From the entries below, count every line that contains the word "Nadel". Please give the number and nothing else.

# # #

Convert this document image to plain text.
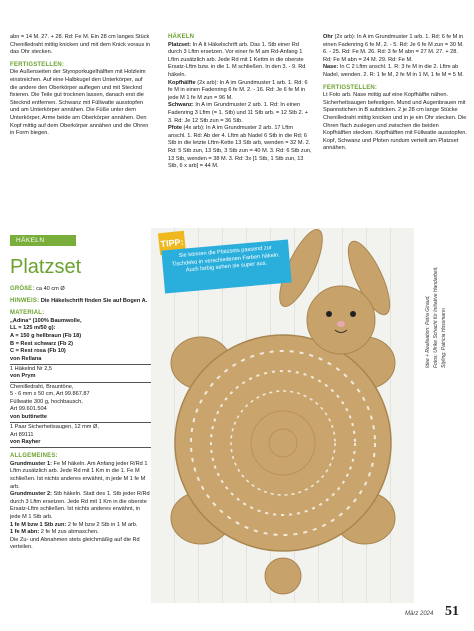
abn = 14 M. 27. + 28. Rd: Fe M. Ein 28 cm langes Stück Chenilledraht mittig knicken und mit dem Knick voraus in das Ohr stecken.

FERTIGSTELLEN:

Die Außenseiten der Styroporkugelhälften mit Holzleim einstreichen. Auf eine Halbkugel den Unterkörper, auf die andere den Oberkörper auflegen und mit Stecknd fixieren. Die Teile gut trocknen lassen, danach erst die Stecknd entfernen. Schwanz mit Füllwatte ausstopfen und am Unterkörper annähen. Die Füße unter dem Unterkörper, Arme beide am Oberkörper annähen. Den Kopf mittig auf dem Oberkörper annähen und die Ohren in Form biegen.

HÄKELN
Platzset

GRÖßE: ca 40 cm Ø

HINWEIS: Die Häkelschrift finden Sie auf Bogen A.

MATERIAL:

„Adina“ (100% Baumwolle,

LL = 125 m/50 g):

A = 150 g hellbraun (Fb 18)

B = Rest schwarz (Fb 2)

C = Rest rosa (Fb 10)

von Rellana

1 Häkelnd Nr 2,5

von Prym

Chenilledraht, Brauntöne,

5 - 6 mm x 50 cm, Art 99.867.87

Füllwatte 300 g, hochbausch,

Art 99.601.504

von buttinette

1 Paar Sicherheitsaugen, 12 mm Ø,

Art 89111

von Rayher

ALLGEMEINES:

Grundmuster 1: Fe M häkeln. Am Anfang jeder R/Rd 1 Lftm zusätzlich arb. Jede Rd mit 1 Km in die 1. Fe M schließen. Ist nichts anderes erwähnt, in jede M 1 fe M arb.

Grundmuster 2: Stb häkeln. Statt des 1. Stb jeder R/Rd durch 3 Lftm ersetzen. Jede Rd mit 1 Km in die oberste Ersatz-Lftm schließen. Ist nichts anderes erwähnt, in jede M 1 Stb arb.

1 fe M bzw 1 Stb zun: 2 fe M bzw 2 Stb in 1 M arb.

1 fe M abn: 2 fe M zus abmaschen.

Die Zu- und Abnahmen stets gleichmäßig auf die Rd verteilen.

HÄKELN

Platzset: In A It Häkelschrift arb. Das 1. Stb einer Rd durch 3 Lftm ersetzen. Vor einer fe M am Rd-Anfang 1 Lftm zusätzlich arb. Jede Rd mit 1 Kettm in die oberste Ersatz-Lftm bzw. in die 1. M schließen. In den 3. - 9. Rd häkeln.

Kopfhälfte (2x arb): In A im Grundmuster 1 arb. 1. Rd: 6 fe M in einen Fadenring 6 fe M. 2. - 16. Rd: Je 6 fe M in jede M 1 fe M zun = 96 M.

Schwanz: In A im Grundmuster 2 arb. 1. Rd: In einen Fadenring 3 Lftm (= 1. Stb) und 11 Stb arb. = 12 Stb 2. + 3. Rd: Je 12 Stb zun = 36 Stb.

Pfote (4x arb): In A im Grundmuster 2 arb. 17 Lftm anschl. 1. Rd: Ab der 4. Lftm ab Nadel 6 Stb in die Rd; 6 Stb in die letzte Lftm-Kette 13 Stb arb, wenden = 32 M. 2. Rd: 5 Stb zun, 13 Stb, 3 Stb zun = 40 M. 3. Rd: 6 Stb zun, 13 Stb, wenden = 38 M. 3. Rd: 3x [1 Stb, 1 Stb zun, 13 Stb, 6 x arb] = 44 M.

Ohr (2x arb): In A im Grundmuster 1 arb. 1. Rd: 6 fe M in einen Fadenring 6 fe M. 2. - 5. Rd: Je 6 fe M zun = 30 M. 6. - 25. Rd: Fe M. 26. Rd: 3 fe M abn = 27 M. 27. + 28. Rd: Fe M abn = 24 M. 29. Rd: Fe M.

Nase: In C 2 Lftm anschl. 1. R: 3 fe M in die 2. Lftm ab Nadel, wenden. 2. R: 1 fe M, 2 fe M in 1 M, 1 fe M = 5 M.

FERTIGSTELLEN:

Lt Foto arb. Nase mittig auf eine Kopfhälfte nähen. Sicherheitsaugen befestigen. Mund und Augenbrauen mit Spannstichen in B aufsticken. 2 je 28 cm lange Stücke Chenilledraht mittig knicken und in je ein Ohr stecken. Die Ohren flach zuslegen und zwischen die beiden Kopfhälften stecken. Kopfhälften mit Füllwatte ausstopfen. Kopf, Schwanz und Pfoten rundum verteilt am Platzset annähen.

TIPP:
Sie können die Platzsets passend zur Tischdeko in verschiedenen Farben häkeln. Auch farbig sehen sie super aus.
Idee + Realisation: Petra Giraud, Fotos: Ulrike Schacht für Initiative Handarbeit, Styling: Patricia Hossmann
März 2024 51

# # #

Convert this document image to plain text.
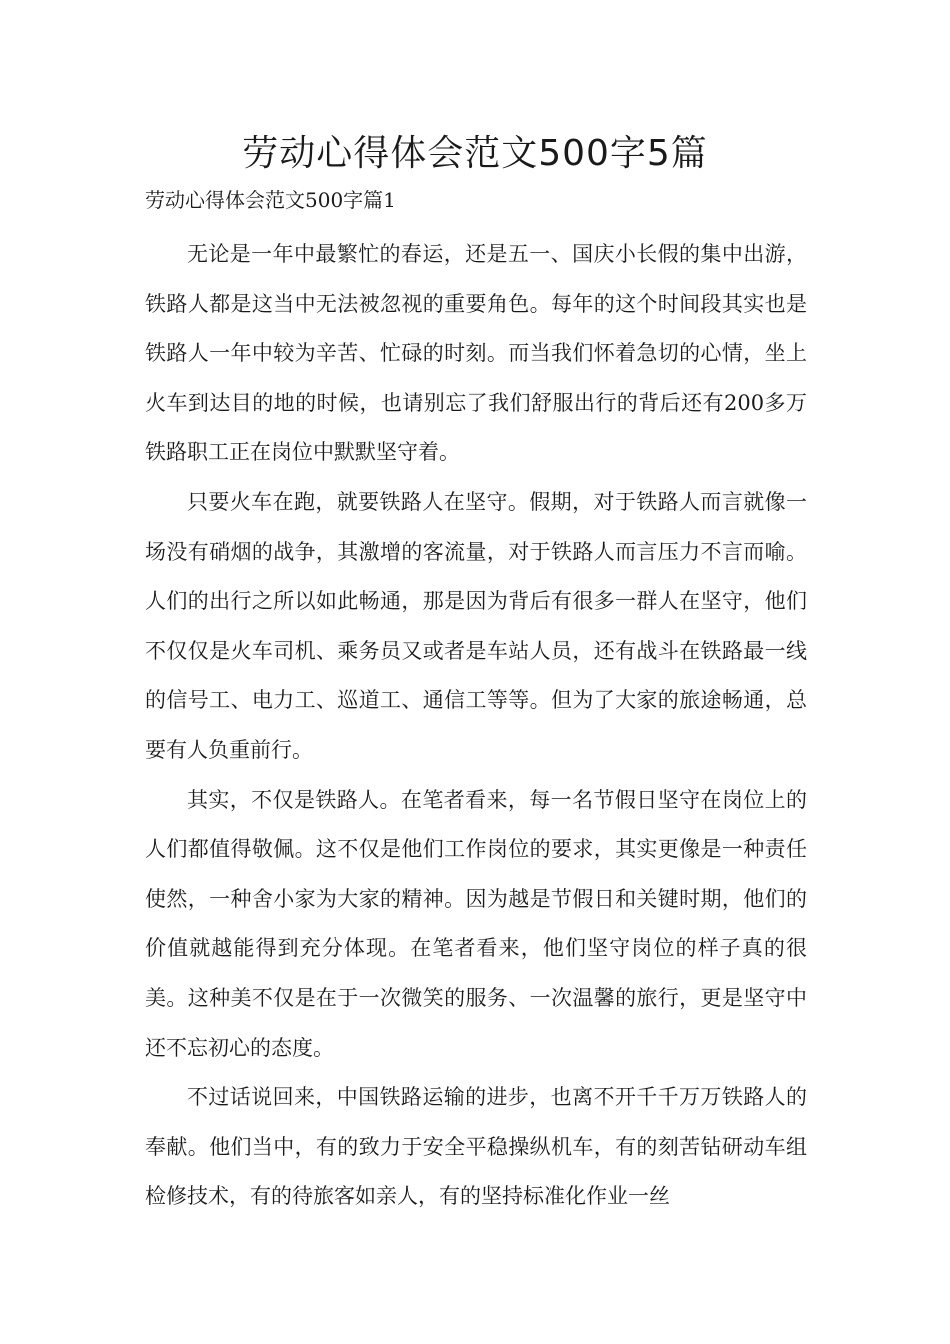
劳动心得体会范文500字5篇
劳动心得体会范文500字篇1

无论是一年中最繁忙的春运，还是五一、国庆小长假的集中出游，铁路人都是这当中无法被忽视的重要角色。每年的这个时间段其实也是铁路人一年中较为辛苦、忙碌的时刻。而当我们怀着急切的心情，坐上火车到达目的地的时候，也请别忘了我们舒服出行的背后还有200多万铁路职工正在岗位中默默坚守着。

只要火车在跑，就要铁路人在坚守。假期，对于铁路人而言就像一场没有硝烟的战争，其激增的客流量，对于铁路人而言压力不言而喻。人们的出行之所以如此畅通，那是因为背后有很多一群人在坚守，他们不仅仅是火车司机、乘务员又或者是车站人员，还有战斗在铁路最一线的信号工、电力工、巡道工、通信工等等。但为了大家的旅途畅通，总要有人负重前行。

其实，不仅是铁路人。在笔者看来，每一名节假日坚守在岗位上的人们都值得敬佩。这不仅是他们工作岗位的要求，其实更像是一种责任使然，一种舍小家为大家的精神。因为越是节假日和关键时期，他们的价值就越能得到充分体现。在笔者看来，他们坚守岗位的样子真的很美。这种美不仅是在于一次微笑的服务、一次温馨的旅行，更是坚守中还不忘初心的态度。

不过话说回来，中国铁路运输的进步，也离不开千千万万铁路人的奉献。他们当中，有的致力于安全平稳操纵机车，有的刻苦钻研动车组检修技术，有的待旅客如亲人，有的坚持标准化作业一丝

# # #

> [Result of the exercise]: 2